**Task prompt:** Return the listing below unchanged, minus its pictures.

**Raw records:**
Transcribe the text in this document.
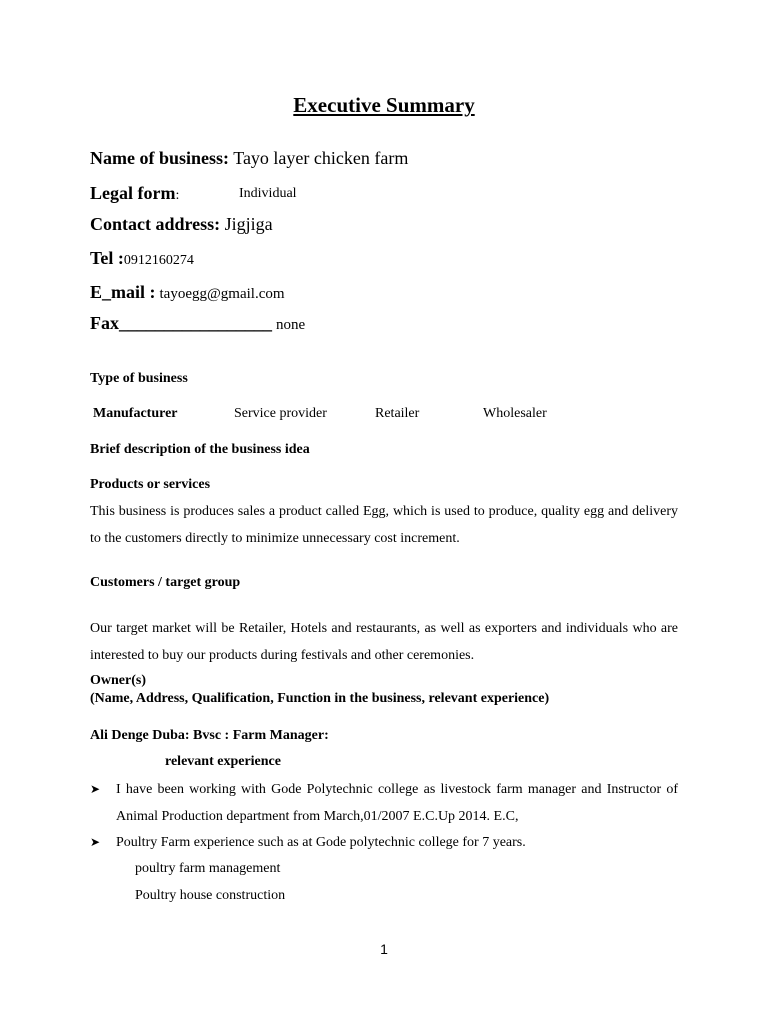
Executive Summary
Name of business: Tayo layer chicken farm
Legal form:	Individual
Contact address: Jigjiga
Tel :0912160274
E_mail : tayoegg@gmail.com
Fax_________________ none
Type of business
Manufacturer	Service provider	Retailer	Wholesaler
Brief description of the business idea
Products or services
This business is produces sales a product called Egg, which is used to produce, quality egg and delivery to the customers directly to minimize unnecessary cost increment.
Customers / target group
Our target market will be Retailer, Hotels and restaurants, as well as exporters and individuals who are interested to buy our products during festivals and other ceremonies.
Owner(s)
(Name, Address, Qualification, Function in the business, relevant experience)
Ali Denge Duba: Bvsc : Farm Manager:
relevant experience
➤ I have been working with Gode Polytechnic college as livestock farm manager and Instructor of Animal Production department from March,01/2007 E.C.Up 2014. E.C,
➤ Poultry Farm experience such as at Gode polytechnic college for 7 years.
poultry farm management
Poultry house construction
1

**Written answer:**
Transcribe the text in this document.
Executive Summary
Name of business: Tayo layer chicken farm
Legal form:	Individual
Contact address: Jigjiga
Tel :0912160274
E_mail : tayoegg@gmail.com
Fax_________________ none
Type of business
Manufacturer	Service provider	Retailer	Wholesaler
Brief description of the business idea
Products or services
This business is produces sales a product called Egg, which is used to produce, quality egg and delivery to the customers directly to minimize unnecessary cost increment.
Customers / target group
Our target market will be Retailer, Hotels and restaurants, as well as exporters and individuals who are interested to buy our products during festivals and other ceremonies.
Owner(s)
(Name, Address, Qualification, Function in the business, relevant experience)
Ali Denge Duba: Bvsc : Farm Manager:
relevant experience
➤ I have been working with Gode Polytechnic college as livestock farm manager and Instructor of Animal Production department from March,01/2007 E.C.Up 2014. E.C,
➤ Poultry Farm experience such as at Gode polytechnic college for 7 years.
poultry farm management
Poultry house construction
1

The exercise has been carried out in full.